--- Work required ---
Show each line that has the string "this" in it.

--- Data to use ---
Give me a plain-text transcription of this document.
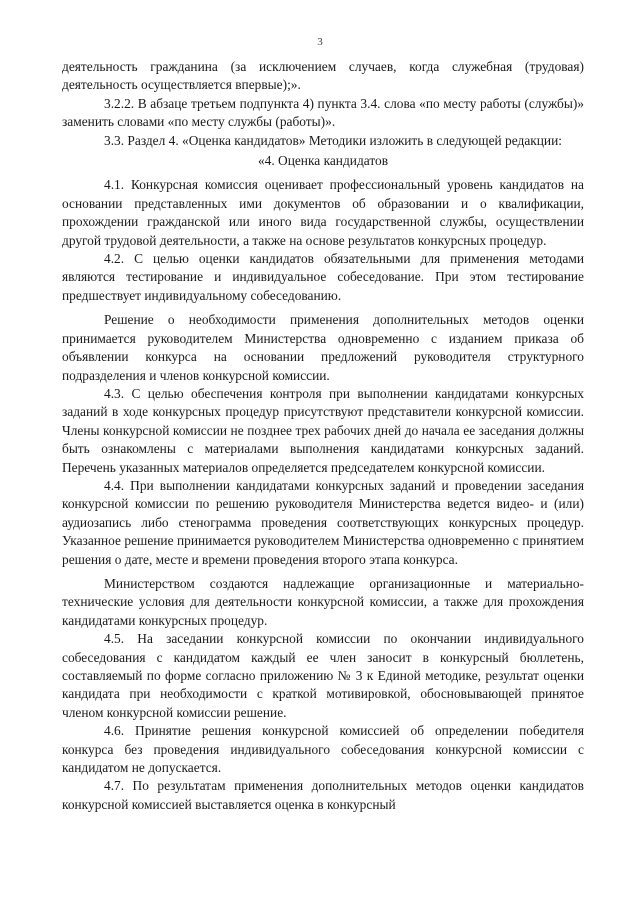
3

деятельность гражданина (за исключением случаев, когда служебная (трудовая) деятельность осуществляется впервые);».

3.2.2. В абзаце третьем подпункта 4) пункта 3.4. слова «по месту работы (службы)» заменить словами «по месту службы (работы)».

3.3. Раздел 4. «Оценка кандидатов» Методики изложить в следующей редакции:

«4. Оценка кандидатов

4.1. Конкурсная комиссия оценивает профессиональный уровень кандидатов на основании представленных ими документов об образовании и о квалификации, прохождении гражданской или иного вида государственной службы, осуществлении другой трудовой деятельности, а также на основе результатов конкурсных процедур.

4.2. С целью оценки кандидатов обязательными для применения методами являются тестирование и индивидуальное собеседование. При этом тестирование предшествует индивидуальному собеседованию.

Решение о необходимости применения дополнительных методов оценки принимается руководителем Министерства одновременно с изданием приказа об объявлении конкурса на основании предложений руководителя структурного подразделения и членов конкурсной комиссии.

4.3. С целью обеспечения контроля при выполнении кандидатами конкурсных заданий в ходе конкурсных процедур присутствуют представители конкурсной комиссии. Члены конкурсной комиссии не позднее трех рабочих дней до начала ее заседания должны быть ознакомлены с материалами выполнения кандидатами конкурсных заданий. Перечень указанных материалов определяется председателем конкурсной комиссии.

4.4. При выполнении кандидатами конкурсных заданий и проведении заседания конкурсной комиссии по решению руководителя Министерства ведется видео- и (или) аудиозапись либо стенограмма проведения соответствующих конкурсных процедур. Указанное решение принимается руководителем Министерства одновременно с принятием решения о дате, месте и времени проведения второго этапа конкурса.

Министерством создаются надлежащие организационные и материально-технические условия для деятельности конкурсной комиссии, а также для прохождения кандидатами конкурсных процедур.

4.5. На заседании конкурсной комиссии по окончании индивидуального собеседования с кандидатом каждый ее член заносит в конкурсный бюллетень, составляемый по форме согласно приложению № 3 к Единой методике, результат оценки кандидата при необходимости с краткой мотивировкой, обосновывающей принятое членом конкурсной комиссии решение.

4.6. Принятие решения конкурсной комиссией об определении победителя конкурса без проведения индивидуального собеседования конкурсной комиссии с кандидатом не допускается.

4.7. По результатам применения дополнительных методов оценки кандидатов конкурсной комиссией выставляется оценка в конкурсный
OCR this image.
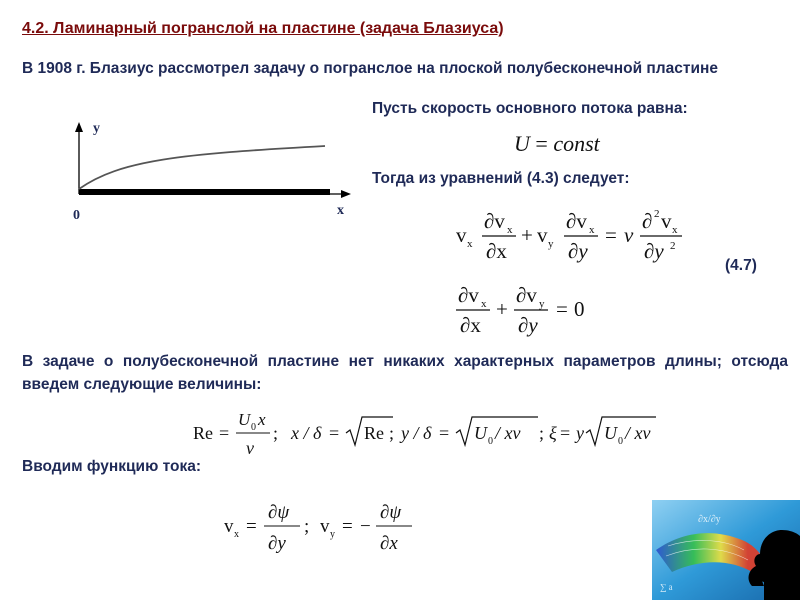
4.2. Ламинарный погранслой на пластине (задача Блазиуса)
В 1908 г. Блазиус рассмотрел задачу о погранслое на плоской полубесконечной пластине
y
x
0
Пусть скорость основного потока равна:
U = const
Тогда из уравнений (4.3) следует:
v x
∂v x
∂x
+ v y
∂v x
∂y
= ν
∂ 2 v x
∂y 2
(4.7)
∂v x
∂x
+
∂v y
∂y
= 0
В задаче о полубесконечной пластине нет никаких характерных параметров длины; отсюда введем следующие величины:
Re =
U 0 x
ν
; x / δ = Re ; y / δ = U 0 / xν ; ξ = y U 0 / xν
Вводим функцию тока:
v x =
∂ψ
∂y
; v y = −
∂ψ
∂x
∂x/∂y
∑ a
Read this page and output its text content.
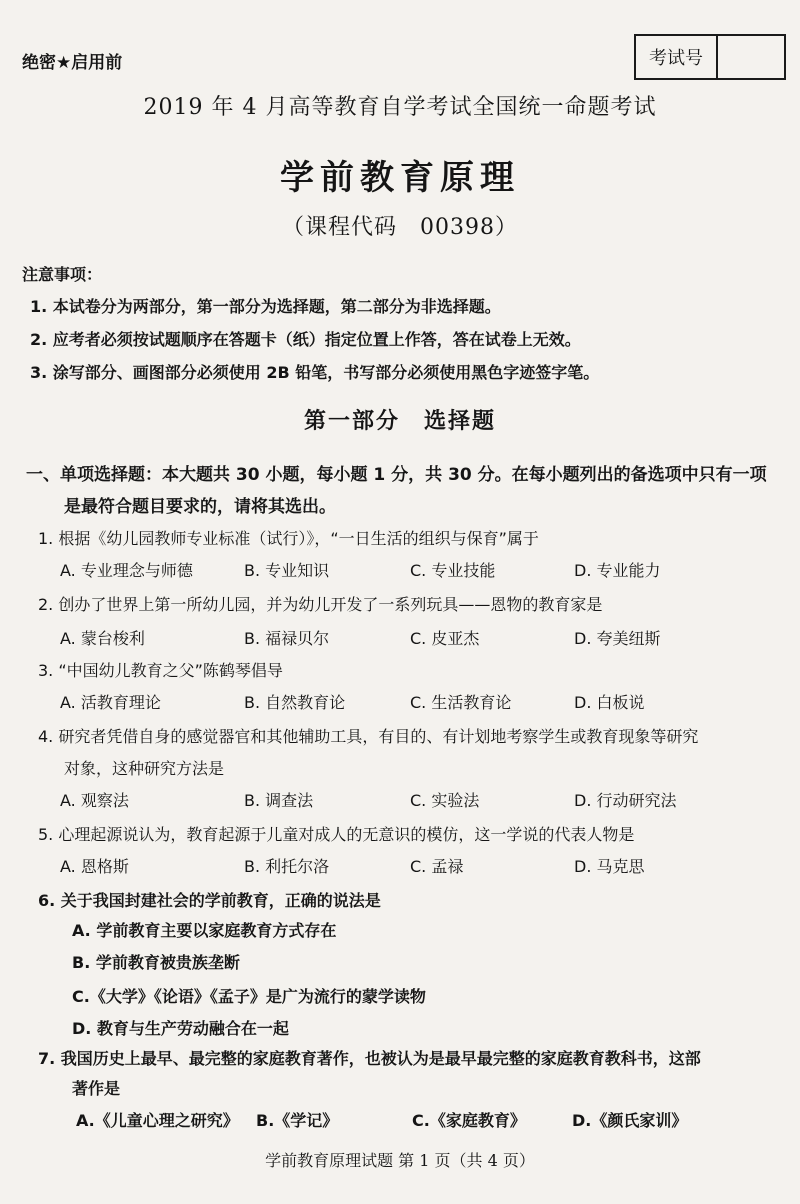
绝密★启用前	考试号
2019 年 4 月高等教育自学考试全国统一命题考试
学前教育原理
（课程代码　00398）
注意事项：
1. 本试卷分为两部分，第一部分为选择题，第二部分为非选择题。
2. 应考者必须按试题顺序在答题卡（纸）指定位置上作答，答在试卷上无效。
3. 涂写部分、画图部分必须使用 2B 铅笔，书写部分必须使用黑色字迹签字笔。
第一部分　选择题
一、单项选择题：本大题共 30 小题，每小题 1 分，共 30 分。在每小题列出的备选项中只有一项
是最符合题目要求的，请将其选出。
1. 根据《幼儿园教师专业标准（试行）》，“一日生活的组织与保育”属于
A. 专业理念与师德	B. 专业知识	C. 专业技能	D. 专业能力
2. 创办了世界上第一所幼儿园，并为幼儿开发了一系列玩具——恩物的教育家是
A. 蒙台梭利	B. 福禄贝尔	C. 皮亚杰	D. 夸美纽斯
3. “中国幼儿教育之父”陈鹤琴倡导
A. 活教育理论	B. 自然教育论	C. 生活教育论	D. 白板说
4. 研究者凭借自身的感觉器官和其他辅助工具，有目的、有计划地考察学生或教育现象等研究
对象，这种研究方法是
A. 观察法	B. 调查法	C. 实验法	D. 行动研究法
5. 心理起源说认为，教育起源于儿童对成人的无意识的模仿，这一学说的代表人物是
A. 恩格斯	B. 利托尔洛	C. 孟禄	D. 马克思
6. 关于我国封建社会的学前教育，正确的说法是
A. 学前教育主要以家庭教育方式存在
B. 学前教育被贵族垄断
C.《大学》《论语》《孟子》是广为流行的蒙学读物
D. 教育与生产劳动融合在一起
7. 我国历史上最早、最完整的家庭教育著作，也被认为是最早最完整的家庭教育教科书，这部
著作是
A.《儿童心理之研究》 B.《学记》	C.《家庭教育》	D.《颜氏家训》
学前教育原理试题 第 1 页（共 4 页）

--- Answer below ---
Give me a plain-text transcription of this document.
OCR this image.
Read this page and output its text content.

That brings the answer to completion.